AIM: Which lines below hold the word "Quintil"? Report each one.

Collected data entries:
##########

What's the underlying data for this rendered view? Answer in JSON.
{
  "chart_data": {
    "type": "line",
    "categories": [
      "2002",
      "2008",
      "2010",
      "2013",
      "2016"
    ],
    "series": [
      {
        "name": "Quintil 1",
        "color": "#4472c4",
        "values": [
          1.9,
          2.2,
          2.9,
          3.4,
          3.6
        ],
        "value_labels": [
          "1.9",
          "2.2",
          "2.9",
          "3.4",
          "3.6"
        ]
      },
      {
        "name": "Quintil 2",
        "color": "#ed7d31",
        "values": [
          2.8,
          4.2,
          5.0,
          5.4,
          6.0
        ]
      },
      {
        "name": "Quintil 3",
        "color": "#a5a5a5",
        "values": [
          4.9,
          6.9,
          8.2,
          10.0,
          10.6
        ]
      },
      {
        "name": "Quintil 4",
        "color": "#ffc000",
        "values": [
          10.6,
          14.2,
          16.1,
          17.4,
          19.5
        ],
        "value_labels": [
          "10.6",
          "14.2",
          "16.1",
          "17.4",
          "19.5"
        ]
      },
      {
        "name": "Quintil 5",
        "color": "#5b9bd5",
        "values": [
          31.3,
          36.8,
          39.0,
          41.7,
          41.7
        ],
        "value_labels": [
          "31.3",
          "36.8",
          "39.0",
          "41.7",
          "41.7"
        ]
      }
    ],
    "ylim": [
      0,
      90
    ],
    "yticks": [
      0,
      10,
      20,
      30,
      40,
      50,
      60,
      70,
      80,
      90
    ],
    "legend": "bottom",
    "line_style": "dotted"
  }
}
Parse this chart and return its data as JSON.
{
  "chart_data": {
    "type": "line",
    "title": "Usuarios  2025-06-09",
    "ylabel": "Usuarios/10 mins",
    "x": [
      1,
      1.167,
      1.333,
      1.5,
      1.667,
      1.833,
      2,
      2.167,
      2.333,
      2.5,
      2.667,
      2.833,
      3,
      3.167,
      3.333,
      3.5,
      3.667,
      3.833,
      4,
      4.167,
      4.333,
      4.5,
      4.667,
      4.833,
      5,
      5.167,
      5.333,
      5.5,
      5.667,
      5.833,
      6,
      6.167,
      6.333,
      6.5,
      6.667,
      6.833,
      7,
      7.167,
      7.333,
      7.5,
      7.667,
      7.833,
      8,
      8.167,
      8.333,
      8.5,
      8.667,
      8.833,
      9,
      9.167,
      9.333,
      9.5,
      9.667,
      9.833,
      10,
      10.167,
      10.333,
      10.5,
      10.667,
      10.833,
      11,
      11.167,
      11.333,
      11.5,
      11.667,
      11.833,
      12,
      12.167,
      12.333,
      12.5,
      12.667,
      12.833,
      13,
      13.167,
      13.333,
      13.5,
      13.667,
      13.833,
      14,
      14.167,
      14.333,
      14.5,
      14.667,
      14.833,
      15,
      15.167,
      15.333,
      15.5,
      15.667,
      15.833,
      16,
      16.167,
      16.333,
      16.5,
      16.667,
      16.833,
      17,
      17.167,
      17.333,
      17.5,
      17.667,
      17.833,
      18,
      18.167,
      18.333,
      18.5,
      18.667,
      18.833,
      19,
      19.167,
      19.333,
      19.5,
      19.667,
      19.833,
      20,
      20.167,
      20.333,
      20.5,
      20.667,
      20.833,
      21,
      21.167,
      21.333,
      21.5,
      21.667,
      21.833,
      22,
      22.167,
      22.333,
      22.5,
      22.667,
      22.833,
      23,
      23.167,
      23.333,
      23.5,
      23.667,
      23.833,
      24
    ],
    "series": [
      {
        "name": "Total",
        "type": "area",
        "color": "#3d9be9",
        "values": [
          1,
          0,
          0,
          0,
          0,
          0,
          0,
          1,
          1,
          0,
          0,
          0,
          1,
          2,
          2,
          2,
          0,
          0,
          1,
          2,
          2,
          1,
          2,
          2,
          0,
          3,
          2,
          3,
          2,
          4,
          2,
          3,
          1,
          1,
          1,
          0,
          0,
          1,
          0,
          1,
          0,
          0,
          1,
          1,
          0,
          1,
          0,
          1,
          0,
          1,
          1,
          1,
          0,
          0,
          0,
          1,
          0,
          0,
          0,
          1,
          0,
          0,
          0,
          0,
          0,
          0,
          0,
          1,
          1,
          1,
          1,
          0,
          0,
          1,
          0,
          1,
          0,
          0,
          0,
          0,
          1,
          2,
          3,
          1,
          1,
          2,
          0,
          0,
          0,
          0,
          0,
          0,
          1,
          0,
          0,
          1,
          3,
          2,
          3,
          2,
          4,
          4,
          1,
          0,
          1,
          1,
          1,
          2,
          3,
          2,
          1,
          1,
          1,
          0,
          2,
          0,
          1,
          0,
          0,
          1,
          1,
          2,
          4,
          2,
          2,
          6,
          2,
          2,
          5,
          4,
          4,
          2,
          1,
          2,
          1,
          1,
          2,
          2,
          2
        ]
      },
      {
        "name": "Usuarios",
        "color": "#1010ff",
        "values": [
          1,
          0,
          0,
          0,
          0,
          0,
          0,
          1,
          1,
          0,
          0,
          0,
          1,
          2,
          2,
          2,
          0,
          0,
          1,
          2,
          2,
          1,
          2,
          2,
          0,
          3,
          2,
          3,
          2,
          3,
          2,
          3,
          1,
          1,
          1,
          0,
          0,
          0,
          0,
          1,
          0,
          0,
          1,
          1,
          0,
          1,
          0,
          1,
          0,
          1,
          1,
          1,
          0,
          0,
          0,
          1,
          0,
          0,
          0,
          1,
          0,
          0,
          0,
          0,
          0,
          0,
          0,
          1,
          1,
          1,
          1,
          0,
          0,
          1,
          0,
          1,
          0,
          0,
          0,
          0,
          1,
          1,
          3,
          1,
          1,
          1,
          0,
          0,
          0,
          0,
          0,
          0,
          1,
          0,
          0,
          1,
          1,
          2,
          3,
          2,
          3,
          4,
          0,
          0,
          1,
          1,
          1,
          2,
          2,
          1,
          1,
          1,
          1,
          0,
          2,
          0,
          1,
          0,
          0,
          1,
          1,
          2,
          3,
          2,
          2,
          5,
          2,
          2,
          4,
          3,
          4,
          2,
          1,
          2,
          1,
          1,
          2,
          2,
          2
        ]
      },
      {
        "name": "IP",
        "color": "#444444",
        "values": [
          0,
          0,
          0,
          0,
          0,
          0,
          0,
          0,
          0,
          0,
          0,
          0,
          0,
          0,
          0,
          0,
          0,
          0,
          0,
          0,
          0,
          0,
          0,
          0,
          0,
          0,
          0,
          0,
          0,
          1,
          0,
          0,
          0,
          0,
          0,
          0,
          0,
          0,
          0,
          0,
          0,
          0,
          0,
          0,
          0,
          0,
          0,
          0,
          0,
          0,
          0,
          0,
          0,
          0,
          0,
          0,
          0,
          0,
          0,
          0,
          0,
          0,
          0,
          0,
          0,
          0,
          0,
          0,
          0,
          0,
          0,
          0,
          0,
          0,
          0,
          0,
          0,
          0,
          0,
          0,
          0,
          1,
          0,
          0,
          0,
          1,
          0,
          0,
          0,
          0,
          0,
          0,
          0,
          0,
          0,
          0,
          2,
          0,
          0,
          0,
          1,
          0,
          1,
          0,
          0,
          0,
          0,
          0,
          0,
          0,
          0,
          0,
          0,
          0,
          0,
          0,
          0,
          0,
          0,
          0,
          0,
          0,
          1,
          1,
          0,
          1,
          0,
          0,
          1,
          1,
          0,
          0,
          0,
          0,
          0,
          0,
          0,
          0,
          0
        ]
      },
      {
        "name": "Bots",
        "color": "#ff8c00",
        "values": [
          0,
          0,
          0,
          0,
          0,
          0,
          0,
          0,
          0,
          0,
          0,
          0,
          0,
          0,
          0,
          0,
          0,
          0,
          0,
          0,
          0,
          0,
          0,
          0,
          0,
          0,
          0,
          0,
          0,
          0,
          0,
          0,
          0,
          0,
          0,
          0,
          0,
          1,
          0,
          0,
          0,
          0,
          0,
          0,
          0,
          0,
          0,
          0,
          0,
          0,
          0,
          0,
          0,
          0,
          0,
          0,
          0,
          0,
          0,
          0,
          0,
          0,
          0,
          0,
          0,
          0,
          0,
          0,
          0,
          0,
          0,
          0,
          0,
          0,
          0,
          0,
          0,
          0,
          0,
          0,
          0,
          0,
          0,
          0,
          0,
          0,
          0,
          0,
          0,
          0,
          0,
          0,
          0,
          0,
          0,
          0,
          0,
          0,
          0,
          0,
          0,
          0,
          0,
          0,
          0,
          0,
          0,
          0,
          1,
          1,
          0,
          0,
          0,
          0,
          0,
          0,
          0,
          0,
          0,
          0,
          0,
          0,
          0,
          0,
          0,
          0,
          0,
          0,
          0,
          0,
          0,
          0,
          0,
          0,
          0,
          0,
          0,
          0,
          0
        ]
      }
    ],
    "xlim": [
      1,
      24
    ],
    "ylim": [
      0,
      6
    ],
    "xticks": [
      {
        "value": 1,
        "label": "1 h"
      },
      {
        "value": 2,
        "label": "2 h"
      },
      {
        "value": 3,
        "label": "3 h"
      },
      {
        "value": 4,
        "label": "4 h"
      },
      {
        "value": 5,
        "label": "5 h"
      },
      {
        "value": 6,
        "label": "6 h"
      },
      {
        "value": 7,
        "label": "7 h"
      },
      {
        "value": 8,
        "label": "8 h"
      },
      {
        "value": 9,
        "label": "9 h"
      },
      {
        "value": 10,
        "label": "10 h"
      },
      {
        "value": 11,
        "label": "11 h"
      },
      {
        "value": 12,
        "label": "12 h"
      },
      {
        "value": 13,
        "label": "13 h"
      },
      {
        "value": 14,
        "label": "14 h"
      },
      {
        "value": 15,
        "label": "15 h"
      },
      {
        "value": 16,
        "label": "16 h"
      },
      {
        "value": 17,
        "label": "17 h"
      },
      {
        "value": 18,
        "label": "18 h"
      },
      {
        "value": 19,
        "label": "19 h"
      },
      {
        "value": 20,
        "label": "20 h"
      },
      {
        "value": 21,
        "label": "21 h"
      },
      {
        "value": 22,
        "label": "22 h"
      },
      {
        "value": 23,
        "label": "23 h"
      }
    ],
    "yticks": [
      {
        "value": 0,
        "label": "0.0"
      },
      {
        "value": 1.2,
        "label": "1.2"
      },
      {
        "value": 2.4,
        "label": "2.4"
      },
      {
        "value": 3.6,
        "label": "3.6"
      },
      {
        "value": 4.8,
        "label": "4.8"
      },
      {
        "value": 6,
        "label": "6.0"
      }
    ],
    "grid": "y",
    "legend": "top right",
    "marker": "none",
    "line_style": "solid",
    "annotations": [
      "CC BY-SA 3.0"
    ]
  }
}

##########

EXERCISE SOLUTION:
        "name": "Quintil 1",
        "name": "Quintil 2",
        "name": "Quintil 3",
        "name": "Quintil 4",
        "name": "Quintil 5",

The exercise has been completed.